─── Data shown ───

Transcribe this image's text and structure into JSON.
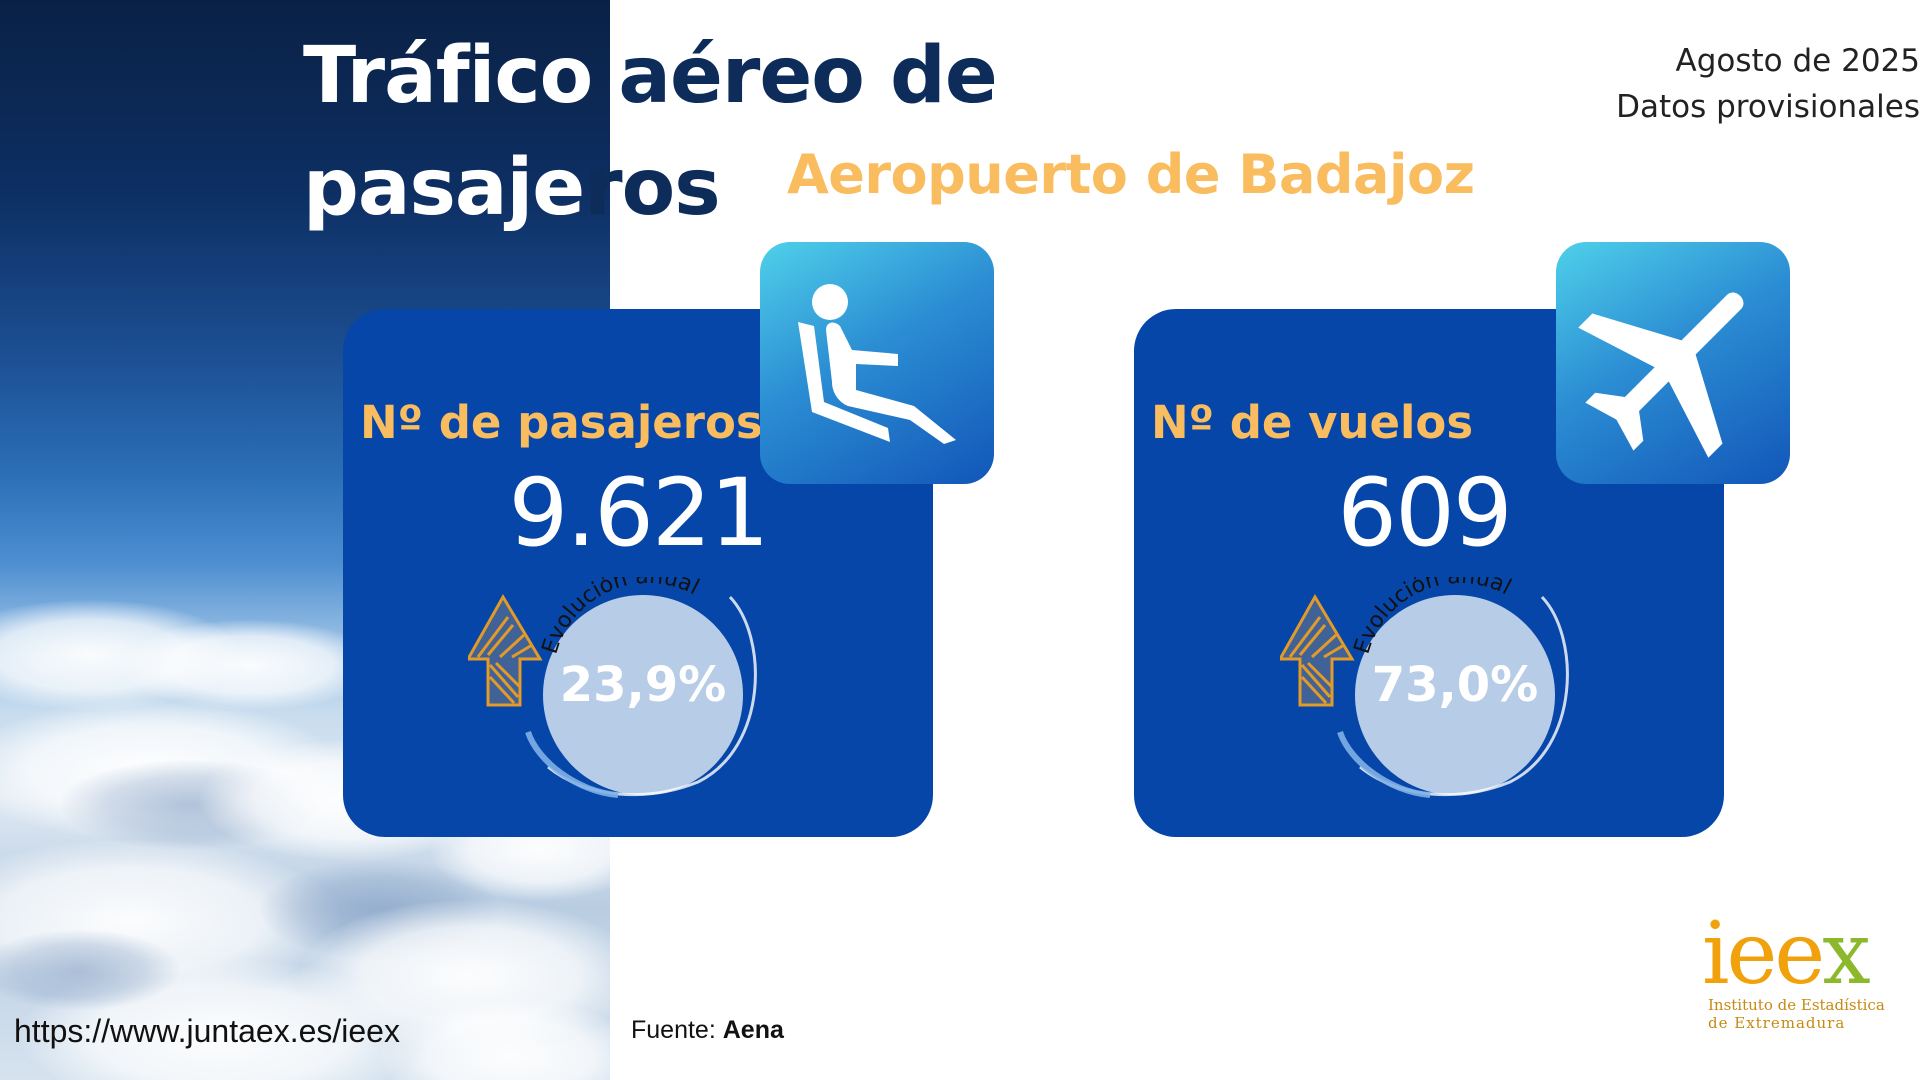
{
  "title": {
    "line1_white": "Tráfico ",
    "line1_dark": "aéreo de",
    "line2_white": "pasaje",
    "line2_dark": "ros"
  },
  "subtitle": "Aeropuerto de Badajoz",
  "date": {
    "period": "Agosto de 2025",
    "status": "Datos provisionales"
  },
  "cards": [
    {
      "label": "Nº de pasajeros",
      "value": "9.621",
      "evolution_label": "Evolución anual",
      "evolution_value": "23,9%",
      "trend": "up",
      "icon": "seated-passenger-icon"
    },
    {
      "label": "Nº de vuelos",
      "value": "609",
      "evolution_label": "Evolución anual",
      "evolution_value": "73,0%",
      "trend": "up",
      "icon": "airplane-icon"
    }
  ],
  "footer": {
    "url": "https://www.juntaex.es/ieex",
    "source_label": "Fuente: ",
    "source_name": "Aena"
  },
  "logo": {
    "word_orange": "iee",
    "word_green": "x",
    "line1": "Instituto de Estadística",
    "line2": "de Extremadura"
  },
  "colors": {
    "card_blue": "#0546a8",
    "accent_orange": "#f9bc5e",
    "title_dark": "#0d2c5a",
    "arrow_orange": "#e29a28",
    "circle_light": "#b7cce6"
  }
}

───

__Directive__:
Reproduce each line exactly as it appears, omitting the pictures.

__Complete answer__:
Transcribe this image's text and structure into JSON.
{
  "title": {
    "line1_white": "Tráfico ",
    "line1_dark": "aéreo de",
    "line2_white": "pasaje",
    "line2_dark": "ros"
  },
  "subtitle": "Aeropuerto de Badajoz",
  "date": {
    "period": "Agosto de 2025",
    "status": "Datos provisionales"
  },
  "cards": [
    {
      "label": "Nº de pasajeros",
      "value": "9.621",
      "evolution_label": "Evolución anual",
      "evolution_value": "23,9%",
      "trend": "up",
      "icon": "seated-passenger-icon"
    },
    {
      "label": "Nº de vuelos",
      "value": "609",
      "evolution_label": "Evolución anual",
      "evolution_value": "73,0%",
      "trend": "up",
      "icon": "airplane-icon"
    }
  ],
  "footer": {
    "url": "https://www.juntaex.es/ieex",
    "source_label": "Fuente: ",
    "source_name": "Aena"
  },
  "logo": {
    "word_orange": "iee",
    "word_green": "x",
    "line1": "Instituto de Estadística",
    "line2": "de Extremadura"
  },
  "colors": {
    "card_blue": "#0546a8",
    "accent_orange": "#f9bc5e",
    "title_dark": "#0d2c5a",
    "arrow_orange": "#e29a28",
    "circle_light": "#b7cce6"
  }
}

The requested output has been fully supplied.